● Task instructions:
Find the lines below that contain the string "title". Copy each one.

● Dataset entries on figures:
---
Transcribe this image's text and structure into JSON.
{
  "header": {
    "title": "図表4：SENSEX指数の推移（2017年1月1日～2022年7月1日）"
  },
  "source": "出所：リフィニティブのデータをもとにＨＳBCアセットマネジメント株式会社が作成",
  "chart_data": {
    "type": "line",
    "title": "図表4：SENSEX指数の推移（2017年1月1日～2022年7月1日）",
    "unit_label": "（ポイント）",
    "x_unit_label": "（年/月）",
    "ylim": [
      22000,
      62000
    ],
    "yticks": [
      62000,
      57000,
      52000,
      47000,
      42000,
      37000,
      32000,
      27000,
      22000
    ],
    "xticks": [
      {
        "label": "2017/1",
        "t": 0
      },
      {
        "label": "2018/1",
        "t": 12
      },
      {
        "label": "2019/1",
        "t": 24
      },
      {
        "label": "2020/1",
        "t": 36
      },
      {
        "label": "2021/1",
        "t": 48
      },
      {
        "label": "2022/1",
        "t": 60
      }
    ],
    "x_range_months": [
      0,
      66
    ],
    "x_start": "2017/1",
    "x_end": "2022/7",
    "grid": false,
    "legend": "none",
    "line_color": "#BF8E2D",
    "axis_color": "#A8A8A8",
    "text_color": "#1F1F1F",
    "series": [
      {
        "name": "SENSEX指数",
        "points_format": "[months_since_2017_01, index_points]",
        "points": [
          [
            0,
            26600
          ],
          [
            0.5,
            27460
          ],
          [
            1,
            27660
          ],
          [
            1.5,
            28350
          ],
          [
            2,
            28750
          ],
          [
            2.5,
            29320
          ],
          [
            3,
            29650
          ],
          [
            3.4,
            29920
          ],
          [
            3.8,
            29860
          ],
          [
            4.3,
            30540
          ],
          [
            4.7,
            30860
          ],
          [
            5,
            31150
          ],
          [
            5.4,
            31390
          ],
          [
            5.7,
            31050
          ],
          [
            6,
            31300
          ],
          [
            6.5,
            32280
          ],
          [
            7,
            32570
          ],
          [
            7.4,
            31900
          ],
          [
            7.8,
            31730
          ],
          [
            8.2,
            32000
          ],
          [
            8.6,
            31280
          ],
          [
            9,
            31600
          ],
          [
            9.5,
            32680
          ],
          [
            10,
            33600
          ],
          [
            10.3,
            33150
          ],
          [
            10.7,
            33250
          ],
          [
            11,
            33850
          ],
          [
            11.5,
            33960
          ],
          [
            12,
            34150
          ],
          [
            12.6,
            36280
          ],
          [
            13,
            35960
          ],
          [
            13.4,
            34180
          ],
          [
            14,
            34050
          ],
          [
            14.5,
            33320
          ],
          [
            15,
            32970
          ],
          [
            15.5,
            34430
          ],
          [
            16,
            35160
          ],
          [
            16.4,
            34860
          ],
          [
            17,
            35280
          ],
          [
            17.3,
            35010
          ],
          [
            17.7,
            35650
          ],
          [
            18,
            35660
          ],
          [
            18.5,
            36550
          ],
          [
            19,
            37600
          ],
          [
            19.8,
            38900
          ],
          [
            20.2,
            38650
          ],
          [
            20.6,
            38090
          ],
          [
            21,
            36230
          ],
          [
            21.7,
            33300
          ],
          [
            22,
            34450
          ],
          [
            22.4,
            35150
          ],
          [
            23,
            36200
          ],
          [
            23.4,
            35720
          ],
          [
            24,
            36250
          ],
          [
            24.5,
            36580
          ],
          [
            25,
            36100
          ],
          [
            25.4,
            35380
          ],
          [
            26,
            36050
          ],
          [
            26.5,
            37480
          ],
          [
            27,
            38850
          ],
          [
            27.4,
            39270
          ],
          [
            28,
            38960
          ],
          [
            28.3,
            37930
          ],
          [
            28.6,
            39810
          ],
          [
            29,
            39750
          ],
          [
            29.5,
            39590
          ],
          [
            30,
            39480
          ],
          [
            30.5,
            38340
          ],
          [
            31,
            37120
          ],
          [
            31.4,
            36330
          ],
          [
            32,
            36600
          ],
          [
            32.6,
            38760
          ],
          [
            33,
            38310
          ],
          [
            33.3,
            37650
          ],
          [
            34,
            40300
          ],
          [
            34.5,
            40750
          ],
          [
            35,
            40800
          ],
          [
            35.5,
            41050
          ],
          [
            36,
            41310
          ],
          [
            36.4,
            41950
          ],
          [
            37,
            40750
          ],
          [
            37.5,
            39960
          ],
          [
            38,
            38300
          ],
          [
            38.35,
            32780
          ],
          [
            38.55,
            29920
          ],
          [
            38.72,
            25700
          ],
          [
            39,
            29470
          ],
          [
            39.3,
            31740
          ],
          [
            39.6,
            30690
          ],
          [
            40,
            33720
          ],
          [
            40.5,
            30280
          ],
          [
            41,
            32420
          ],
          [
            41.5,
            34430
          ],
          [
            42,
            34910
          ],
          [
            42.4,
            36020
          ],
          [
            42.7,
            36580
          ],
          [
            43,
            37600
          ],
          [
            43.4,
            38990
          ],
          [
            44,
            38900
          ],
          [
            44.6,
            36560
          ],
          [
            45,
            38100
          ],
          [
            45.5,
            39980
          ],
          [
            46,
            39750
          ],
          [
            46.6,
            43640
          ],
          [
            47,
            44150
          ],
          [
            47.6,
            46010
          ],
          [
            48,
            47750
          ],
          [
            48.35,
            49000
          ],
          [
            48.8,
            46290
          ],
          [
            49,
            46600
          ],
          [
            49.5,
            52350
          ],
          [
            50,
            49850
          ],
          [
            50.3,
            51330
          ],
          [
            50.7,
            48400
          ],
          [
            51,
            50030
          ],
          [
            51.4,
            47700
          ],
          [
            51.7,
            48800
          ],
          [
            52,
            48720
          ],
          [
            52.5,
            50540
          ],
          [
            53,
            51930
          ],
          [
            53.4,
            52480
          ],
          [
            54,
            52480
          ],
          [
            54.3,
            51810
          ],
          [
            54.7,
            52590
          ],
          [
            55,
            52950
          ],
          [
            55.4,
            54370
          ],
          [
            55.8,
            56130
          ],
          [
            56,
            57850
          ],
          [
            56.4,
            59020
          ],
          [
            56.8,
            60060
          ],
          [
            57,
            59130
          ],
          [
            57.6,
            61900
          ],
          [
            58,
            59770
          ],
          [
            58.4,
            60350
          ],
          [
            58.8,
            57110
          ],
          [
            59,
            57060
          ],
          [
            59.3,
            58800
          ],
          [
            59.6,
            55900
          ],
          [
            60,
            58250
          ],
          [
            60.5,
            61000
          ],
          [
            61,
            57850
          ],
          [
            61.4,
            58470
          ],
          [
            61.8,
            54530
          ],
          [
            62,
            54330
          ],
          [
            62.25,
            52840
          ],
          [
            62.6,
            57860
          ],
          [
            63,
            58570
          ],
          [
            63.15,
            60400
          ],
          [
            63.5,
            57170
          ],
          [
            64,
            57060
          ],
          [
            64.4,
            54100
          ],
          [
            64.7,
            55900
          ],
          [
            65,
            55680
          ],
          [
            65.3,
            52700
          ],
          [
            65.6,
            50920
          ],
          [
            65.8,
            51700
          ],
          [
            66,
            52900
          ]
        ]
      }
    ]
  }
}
---
● Problem solution:
    "title": "図表4：SENSEX指数の推移（2017年1月1日～2022年7月1日）"
    "title": "図表4：SENSEX指数の推移（2017年1月1日～2022年7月1日）",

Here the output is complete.